Task instructions - Copy the lines below word for word, from the first line through the line that contains "piece-black-horse[interactable]: 马 bbox=[279, 39, 321, 81]".

=== Information shown ===

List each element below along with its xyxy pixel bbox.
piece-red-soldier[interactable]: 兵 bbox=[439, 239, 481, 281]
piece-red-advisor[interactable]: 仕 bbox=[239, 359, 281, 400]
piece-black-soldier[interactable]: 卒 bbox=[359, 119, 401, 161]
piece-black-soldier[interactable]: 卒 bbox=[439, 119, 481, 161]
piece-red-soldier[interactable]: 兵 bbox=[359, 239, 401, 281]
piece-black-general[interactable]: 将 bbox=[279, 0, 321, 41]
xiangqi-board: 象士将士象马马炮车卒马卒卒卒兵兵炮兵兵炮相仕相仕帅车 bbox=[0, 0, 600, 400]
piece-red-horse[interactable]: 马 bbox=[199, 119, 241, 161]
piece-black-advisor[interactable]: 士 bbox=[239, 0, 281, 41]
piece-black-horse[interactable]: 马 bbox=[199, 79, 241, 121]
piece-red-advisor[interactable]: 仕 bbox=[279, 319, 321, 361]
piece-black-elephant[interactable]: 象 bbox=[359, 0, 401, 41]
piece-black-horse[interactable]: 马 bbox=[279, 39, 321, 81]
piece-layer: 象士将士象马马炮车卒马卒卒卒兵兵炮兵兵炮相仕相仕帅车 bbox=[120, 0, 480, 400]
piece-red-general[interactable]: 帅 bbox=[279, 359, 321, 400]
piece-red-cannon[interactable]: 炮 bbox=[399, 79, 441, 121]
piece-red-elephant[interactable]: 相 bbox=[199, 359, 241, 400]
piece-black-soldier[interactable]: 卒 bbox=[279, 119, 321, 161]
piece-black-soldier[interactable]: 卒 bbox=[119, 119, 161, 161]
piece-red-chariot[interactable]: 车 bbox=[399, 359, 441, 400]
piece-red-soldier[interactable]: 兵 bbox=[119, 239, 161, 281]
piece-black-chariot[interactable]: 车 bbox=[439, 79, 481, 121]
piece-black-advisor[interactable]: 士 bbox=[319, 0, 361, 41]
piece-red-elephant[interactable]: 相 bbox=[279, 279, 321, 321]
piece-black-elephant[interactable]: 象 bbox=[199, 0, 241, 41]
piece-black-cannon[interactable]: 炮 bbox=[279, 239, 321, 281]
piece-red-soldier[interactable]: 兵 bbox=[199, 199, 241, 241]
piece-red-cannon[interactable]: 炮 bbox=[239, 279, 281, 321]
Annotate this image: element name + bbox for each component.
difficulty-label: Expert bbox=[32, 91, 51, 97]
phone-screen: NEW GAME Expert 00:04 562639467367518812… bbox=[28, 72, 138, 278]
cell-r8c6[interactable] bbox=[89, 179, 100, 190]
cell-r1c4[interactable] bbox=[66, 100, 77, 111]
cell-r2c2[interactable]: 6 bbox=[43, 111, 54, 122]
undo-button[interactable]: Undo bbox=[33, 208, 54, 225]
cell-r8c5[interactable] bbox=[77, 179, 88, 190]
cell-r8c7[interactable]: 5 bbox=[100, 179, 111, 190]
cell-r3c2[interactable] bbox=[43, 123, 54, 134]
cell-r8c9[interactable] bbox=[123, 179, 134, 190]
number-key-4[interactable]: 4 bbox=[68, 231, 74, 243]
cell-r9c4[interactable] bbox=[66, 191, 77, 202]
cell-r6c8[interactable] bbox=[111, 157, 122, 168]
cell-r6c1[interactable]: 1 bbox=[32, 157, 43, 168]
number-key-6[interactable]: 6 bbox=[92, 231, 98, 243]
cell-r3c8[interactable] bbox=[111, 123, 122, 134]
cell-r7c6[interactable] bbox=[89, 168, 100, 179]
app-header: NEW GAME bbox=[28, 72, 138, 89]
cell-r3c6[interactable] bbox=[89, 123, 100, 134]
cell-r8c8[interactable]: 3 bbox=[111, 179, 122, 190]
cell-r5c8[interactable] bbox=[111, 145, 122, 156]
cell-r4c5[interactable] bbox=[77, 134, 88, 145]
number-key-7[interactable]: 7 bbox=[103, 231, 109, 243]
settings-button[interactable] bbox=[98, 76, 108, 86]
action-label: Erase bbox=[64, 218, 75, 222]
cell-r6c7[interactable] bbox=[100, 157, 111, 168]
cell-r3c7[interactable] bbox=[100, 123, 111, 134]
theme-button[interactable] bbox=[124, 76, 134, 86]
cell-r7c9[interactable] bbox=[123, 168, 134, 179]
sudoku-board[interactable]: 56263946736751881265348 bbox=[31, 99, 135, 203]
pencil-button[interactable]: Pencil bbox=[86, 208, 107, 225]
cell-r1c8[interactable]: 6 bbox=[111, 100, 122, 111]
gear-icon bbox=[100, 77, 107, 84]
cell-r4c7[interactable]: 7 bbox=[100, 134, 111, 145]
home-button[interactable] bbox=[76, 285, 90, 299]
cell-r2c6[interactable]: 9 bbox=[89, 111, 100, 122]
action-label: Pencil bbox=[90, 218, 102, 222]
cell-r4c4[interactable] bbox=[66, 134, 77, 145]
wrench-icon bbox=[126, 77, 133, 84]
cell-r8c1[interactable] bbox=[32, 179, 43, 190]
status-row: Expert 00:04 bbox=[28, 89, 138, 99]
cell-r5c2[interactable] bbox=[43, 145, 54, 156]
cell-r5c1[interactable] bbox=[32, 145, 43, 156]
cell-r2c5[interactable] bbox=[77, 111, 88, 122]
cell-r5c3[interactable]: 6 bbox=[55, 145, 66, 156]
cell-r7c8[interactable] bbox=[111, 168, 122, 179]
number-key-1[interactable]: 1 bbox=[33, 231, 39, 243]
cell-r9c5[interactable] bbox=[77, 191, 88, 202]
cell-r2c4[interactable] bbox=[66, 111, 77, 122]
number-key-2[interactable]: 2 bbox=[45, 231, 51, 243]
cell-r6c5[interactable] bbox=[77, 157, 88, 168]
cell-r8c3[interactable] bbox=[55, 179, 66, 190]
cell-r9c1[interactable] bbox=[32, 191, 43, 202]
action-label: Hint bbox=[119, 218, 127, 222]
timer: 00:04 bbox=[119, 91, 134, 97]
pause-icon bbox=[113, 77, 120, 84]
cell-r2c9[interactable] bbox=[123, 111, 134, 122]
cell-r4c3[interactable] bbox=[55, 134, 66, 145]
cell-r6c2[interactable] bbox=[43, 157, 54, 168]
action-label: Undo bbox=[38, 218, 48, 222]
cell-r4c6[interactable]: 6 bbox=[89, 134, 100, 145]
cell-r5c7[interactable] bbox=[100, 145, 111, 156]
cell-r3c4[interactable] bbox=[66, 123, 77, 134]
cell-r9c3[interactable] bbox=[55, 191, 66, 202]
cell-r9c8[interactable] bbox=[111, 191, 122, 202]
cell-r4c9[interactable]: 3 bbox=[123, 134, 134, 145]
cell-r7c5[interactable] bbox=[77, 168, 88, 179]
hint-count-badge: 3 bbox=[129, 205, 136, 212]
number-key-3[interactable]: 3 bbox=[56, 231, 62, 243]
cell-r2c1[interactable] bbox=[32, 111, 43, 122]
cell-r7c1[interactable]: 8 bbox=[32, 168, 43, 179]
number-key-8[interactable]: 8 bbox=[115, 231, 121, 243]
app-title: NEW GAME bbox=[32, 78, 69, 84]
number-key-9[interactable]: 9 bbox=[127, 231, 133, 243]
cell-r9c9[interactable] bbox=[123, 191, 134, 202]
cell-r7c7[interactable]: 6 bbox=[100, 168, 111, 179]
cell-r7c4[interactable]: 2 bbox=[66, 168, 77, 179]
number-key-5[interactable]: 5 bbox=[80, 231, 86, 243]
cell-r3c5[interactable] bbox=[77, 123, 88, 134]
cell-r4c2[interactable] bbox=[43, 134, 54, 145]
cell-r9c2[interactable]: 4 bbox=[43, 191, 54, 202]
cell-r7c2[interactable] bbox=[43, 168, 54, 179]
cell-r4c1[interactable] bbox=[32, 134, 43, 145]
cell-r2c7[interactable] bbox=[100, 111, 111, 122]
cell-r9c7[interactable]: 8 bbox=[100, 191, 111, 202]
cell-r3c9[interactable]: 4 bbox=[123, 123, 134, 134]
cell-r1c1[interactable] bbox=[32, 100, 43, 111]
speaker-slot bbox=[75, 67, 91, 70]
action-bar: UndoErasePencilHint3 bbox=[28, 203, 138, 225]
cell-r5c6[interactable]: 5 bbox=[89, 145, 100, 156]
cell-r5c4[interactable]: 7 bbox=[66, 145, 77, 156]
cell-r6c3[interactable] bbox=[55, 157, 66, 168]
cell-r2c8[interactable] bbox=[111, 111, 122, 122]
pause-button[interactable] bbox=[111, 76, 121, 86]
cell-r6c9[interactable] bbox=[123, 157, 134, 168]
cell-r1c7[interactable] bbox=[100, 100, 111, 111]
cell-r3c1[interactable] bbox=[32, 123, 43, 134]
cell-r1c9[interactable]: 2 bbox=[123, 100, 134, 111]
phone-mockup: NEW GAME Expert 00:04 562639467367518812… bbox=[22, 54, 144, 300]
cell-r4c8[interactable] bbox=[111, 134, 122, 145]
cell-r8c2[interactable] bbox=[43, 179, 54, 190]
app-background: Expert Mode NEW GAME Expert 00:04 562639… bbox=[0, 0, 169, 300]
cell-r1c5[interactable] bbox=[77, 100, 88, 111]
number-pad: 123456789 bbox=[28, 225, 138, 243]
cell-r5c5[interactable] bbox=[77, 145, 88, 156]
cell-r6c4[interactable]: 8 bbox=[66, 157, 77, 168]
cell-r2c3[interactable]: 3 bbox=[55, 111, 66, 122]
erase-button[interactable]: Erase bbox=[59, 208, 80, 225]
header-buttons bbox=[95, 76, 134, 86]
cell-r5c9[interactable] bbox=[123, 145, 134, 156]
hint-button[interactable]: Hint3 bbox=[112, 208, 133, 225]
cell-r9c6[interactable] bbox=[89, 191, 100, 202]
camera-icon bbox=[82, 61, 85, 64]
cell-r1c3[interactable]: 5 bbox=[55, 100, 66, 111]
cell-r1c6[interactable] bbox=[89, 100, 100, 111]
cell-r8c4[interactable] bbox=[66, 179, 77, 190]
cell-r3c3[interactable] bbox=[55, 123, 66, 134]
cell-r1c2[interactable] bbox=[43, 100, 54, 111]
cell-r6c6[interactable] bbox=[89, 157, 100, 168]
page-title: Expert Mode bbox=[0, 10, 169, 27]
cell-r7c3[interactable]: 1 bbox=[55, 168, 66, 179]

===

Output -
List each element below along with its xyxy pixel bbox.
piece-red-soldier[interactable]: 兵 bbox=[439, 239, 481, 281]
piece-red-advisor[interactable]: 仕 bbox=[239, 359, 281, 400]
piece-black-soldier[interactable]: 卒 bbox=[359, 119, 401, 161]
piece-black-soldier[interactable]: 卒 bbox=[439, 119, 481, 161]
piece-red-soldier[interactable]: 兵 bbox=[359, 239, 401, 281]
piece-black-general[interactable]: 将 bbox=[279, 0, 321, 41]
xiangqi-board: 象士将士象马马炮车卒马卒卒卒兵兵炮兵兵炮相仕相仕帅车 bbox=[0, 0, 600, 400]
piece-red-horse[interactable]: 马 bbox=[199, 119, 241, 161]
piece-black-advisor[interactable]: 士 bbox=[239, 0, 281, 41]
piece-black-horse[interactable]: 马 bbox=[199, 79, 241, 121]
piece-red-advisor[interactable]: 仕 bbox=[279, 319, 321, 361]
piece-black-elephant[interactable]: 象 bbox=[359, 0, 401, 41]
piece-black-horse[interactable]: 马 bbox=[279, 39, 321, 81]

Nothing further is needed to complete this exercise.